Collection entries
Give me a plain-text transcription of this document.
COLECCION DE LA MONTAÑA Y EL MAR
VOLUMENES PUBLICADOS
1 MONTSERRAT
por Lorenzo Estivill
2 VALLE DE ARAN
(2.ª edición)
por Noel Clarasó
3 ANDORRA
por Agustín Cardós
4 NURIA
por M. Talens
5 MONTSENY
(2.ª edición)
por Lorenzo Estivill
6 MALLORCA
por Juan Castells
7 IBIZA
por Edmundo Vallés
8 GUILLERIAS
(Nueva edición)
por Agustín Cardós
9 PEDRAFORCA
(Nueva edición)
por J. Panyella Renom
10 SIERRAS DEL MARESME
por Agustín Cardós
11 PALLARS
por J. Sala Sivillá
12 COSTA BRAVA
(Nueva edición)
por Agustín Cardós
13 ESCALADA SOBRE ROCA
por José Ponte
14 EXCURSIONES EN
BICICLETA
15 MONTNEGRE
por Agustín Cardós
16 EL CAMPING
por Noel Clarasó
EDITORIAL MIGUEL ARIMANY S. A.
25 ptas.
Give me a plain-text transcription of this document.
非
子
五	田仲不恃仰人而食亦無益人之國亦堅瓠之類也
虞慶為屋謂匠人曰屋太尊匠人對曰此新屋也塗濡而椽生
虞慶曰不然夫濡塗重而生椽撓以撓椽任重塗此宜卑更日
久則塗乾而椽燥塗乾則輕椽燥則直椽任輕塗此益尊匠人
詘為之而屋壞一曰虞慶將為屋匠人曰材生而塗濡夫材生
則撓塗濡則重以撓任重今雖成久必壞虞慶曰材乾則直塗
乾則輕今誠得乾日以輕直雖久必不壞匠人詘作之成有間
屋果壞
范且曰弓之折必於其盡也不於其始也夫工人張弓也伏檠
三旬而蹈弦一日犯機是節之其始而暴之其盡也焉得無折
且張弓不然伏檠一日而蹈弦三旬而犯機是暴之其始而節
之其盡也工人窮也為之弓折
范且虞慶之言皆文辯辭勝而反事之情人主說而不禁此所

_GIVEN REQUEST:_
Retype all the material above precisely, with no line left out.

_PROBLEM SOLUTION:_
Give me a plain-text transcription of this document.
COLECCION DE LA MONTAÑA Y EL MAR
VOLUMENES PUBLICADOS
1 MONTSERRAT
por Lorenzo Estivill
2 VALLE DE ARAN
(2.ª edición)
por Noel Clarasó
3 ANDORRA
por Agustín Cardós
4 NURIA
por M. Talens
5 MONTSENY
(2.ª edición)
por Lorenzo Estivill
6 MALLORCA
por Juan Castells
7 IBIZA
por Edmundo Vallés
8 GUILLERIAS
(Nueva edición)
por Agustín Cardós
9 PEDRAFORCA
(Nueva edición)
por J. Panyella Renom
10 SIERRAS DEL MARESME
por Agustín Cardós
11 PALLARS
por J. Sala Sivillá
12 COSTA BRAVA
(Nueva edición)
por Agustín Cardós
13 ESCALADA SOBRE ROCA
por José Ponte
14 EXCURSIONES EN
BICICLETA
15 MONTNEGRE
por Agustín Cardós
16 EL CAMPING
por Noel Clarasó
EDITORIAL MIGUEL ARIMANY S. A.
25 ptas.
Give me a plain-text transcription of this document.
非
子
五	田仲不恃仰人而食亦無益人之國亦堅瓠之類也
虞慶為屋謂匠人曰屋太尊匠人對曰此新屋也塗濡而椽生
虞慶曰不然夫濡塗重而生椽撓以撓椽任重塗此宜卑更日
久則塗乾而椽燥塗乾則輕椽燥則直椽任輕塗此益尊匠人
詘為之而屋壞一曰虞慶將為屋匠人曰材生而塗濡夫材生
則撓塗濡則重以撓任重今雖成久必壞虞慶曰材乾則直塗
乾則輕今誠得乾日以輕直雖久必不壞匠人詘作之成有間
屋果壞
范且曰弓之折必於其盡也不於其始也夫工人張弓也伏檠
三旬而蹈弦一日犯機是節之其始而暴之其盡也焉得無折
且張弓不然伏檠一日而蹈弦三旬而犯機是暴之其始而節
之其盡也工人窮也為之弓折
范且虞慶之言皆文辯辭勝而反事之情人主說而不禁此所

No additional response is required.